Provided information
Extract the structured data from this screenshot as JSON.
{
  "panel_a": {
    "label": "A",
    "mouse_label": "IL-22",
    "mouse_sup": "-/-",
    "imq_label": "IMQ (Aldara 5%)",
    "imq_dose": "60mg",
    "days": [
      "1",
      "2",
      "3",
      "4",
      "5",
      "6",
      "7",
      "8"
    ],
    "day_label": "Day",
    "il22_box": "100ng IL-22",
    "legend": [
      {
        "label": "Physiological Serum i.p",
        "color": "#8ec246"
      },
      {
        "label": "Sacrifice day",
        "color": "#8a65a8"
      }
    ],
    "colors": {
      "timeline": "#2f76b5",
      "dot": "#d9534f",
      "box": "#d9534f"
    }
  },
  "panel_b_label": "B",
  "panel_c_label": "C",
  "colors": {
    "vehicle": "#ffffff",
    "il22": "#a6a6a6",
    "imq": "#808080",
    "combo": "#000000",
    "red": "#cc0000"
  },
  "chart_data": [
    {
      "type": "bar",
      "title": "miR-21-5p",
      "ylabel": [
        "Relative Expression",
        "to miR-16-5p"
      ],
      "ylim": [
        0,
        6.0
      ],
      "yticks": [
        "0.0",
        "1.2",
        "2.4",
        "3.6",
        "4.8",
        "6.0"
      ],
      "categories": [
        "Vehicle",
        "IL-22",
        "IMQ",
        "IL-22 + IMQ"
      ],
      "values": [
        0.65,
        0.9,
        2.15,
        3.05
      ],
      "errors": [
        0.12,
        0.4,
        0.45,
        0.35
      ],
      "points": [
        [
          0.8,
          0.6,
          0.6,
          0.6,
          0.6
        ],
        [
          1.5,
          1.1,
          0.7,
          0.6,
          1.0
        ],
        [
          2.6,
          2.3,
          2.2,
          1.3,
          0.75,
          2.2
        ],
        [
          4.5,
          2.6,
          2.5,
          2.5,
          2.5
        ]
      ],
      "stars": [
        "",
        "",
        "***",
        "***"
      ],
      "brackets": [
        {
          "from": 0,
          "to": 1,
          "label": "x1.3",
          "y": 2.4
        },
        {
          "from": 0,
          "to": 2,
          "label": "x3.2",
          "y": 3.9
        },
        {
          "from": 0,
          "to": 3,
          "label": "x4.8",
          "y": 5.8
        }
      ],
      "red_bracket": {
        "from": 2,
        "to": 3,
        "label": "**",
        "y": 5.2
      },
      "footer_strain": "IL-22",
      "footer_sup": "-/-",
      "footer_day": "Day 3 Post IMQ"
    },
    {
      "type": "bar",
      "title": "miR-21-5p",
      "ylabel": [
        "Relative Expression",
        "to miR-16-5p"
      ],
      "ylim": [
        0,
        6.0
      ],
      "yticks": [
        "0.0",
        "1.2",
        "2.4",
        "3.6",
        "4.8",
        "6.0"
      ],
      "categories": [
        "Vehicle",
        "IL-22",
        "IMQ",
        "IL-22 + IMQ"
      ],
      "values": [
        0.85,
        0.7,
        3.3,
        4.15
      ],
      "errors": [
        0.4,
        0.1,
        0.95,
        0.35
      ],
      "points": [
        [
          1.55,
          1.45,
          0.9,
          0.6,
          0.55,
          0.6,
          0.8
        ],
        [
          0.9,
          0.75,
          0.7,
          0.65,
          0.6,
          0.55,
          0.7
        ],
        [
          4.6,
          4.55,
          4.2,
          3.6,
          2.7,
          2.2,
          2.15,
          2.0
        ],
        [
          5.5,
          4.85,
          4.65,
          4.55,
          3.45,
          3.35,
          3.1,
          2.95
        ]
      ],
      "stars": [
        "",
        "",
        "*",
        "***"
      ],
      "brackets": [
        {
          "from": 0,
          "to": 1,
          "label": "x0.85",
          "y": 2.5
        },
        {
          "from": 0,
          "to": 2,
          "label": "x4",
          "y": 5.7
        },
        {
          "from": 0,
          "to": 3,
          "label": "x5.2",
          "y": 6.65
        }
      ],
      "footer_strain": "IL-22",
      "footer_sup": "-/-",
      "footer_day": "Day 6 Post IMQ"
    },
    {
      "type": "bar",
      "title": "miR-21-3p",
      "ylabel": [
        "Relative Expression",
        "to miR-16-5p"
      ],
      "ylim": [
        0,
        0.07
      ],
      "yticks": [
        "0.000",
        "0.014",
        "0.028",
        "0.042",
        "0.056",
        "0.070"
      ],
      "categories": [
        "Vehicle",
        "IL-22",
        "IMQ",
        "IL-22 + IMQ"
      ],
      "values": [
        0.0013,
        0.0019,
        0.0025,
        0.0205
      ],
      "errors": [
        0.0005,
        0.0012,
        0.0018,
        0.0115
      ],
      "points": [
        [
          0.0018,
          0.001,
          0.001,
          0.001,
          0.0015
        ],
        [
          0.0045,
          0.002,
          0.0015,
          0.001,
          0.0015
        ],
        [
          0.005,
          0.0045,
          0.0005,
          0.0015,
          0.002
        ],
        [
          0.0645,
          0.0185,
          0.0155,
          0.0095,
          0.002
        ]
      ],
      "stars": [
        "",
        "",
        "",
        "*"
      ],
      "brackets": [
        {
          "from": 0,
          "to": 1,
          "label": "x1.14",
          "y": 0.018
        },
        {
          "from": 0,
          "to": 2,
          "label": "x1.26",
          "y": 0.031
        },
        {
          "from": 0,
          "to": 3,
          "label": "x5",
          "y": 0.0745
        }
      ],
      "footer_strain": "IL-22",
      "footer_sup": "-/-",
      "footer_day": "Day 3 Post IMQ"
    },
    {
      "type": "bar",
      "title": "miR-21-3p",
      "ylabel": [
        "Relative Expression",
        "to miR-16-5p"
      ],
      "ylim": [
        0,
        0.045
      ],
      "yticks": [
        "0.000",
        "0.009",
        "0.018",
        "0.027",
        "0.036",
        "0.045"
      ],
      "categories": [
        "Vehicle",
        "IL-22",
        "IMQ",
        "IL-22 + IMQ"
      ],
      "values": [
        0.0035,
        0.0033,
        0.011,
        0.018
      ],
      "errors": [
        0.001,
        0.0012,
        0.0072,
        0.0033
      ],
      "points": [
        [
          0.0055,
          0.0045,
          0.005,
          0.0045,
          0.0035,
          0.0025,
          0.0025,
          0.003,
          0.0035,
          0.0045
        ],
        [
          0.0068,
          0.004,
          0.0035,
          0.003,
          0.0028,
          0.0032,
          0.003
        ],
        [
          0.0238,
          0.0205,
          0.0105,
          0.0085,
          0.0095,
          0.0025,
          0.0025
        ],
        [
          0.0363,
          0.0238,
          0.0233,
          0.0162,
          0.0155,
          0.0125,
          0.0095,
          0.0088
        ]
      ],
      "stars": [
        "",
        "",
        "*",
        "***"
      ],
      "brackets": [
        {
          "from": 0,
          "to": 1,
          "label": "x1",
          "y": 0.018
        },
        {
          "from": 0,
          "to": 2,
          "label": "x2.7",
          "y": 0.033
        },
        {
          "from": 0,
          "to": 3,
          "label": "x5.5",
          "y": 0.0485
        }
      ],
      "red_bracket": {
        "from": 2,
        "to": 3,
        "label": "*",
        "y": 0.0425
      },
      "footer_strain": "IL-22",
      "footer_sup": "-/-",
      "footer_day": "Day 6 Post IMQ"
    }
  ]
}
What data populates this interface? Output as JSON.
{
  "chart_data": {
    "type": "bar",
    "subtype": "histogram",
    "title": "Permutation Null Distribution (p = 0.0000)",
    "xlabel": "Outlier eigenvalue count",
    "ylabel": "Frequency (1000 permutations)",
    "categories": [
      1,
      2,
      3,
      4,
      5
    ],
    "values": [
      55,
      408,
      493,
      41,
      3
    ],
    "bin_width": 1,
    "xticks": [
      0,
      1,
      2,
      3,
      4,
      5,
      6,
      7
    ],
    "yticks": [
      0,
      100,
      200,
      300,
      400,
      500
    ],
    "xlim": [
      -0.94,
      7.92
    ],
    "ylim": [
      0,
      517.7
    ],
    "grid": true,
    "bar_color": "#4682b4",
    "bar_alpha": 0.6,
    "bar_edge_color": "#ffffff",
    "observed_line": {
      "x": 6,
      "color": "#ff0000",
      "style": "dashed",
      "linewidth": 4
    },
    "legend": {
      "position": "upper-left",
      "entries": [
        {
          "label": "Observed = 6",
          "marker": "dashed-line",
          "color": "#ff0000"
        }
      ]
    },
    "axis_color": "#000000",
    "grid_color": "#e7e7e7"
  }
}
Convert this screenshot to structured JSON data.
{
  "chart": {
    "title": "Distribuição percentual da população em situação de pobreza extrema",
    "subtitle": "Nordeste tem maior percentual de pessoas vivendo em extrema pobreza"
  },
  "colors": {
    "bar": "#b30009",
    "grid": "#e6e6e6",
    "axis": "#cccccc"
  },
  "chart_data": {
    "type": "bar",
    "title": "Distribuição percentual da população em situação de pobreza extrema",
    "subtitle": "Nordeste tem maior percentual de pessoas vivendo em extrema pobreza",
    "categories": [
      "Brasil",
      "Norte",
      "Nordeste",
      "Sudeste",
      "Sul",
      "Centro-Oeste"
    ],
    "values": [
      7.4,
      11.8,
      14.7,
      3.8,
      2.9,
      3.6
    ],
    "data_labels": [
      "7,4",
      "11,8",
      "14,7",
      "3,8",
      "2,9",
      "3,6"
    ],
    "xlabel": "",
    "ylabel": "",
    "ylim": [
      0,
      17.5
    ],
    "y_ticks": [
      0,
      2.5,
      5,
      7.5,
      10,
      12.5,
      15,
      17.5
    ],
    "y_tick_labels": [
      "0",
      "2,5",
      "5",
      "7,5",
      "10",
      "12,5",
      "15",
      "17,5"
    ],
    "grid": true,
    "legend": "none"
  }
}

Problem requirements
Every line that holds the string "xlabel" should be returned.

Expected output
    "xlabel": "Outlier eigenvalue count",
    "xlabel": "",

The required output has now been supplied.